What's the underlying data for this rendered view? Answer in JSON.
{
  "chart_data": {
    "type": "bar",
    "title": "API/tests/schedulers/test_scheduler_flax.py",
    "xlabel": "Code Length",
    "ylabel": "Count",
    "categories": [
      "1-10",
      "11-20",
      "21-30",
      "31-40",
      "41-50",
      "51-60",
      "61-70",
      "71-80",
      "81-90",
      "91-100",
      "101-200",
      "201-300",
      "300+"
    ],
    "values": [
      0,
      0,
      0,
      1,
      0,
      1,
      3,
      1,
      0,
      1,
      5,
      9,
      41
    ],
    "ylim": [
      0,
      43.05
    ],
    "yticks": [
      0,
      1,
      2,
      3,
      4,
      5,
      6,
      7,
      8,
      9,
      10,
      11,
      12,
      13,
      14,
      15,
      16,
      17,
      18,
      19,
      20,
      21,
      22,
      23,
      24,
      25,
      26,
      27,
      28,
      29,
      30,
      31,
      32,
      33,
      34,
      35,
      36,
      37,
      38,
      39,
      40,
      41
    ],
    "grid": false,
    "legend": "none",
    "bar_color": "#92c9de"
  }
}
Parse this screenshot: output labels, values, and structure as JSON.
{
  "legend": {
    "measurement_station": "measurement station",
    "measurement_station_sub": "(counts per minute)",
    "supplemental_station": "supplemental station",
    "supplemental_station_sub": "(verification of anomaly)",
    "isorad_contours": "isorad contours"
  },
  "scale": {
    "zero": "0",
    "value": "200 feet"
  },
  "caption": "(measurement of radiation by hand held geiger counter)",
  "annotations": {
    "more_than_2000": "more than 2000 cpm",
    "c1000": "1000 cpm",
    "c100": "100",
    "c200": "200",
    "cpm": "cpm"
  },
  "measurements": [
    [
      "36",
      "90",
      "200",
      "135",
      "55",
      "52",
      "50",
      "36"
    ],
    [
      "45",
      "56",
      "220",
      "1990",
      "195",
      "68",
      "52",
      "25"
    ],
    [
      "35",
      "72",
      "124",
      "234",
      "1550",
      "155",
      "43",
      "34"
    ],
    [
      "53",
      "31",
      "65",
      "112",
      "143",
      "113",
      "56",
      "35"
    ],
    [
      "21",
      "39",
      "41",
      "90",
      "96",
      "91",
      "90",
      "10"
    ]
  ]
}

○ ○ ○ ○

## Work required
Can you give every line above again, exactly as written?

## Complete response
What's the underlying data for this rendered view? Answer in JSON.
{
  "chart_data": {
    "type": "bar",
    "title": "API/tests/schedulers/test_scheduler_flax.py",
    "xlabel": "Code Length",
    "ylabel": "Count",
    "categories": [
      "1-10",
      "11-20",
      "21-30",
      "31-40",
      "41-50",
      "51-60",
      "61-70",
      "71-80",
      "81-90",
      "91-100",
      "101-200",
      "201-300",
      "300+"
    ],
    "values": [
      0,
      0,
      0,
      1,
      0,
      1,
      3,
      1,
      0,
      1,
      5,
      9,
      41
    ],
    "ylim": [
      0,
      43.05
    ],
    "yticks": [
      0,
      1,
      2,
      3,
      4,
      5,
      6,
      7,
      8,
      9,
      10,
      11,
      12,
      13,
      14,
      15,
      16,
      17,
      18,
      19,
      20,
      21,
      22,
      23,
      24,
      25,
      26,
      27,
      28,
      29,
      30,
      31,
      32,
      33,
      34,
      35,
      36,
      37,
      38,
      39,
      40,
      41
    ],
    "grid": false,
    "legend": "none",
    "bar_color": "#92c9de"
  }
}
Parse this screenshot: output labels, values, and structure as JSON.
{
  "legend": {
    "measurement_station": "measurement station",
    "measurement_station_sub": "(counts per minute)",
    "supplemental_station": "supplemental station",
    "supplemental_station_sub": "(verification of anomaly)",
    "isorad_contours": "isorad contours"
  },
  "scale": {
    "zero": "0",
    "value": "200 feet"
  },
  "caption": "(measurement of radiation by hand held geiger counter)",
  "annotations": {
    "more_than_2000": "more than 2000 cpm",
    "c1000": "1000 cpm",
    "c100": "100",
    "c200": "200",
    "cpm": "cpm"
  },
  "measurements": [
    [
      "36",
      "90",
      "200",
      "135",
      "55",
      "52",
      "50",
      "36"
    ],
    [
      "45",
      "56",
      "220",
      "1990",
      "195",
      "68",
      "52",
      "25"
    ],
    [
      "35",
      "72",
      "124",
      "234",
      "1550",
      "155",
      "43",
      "34"
    ],
    [
      "53",
      "31",
      "65",
      "112",
      "143",
      "113",
      "56",
      "35"
    ],
    [
      "21",
      "39",
      "41",
      "90",
      "96",
      "91",
      "90",
      "10"
    ]
  ]
}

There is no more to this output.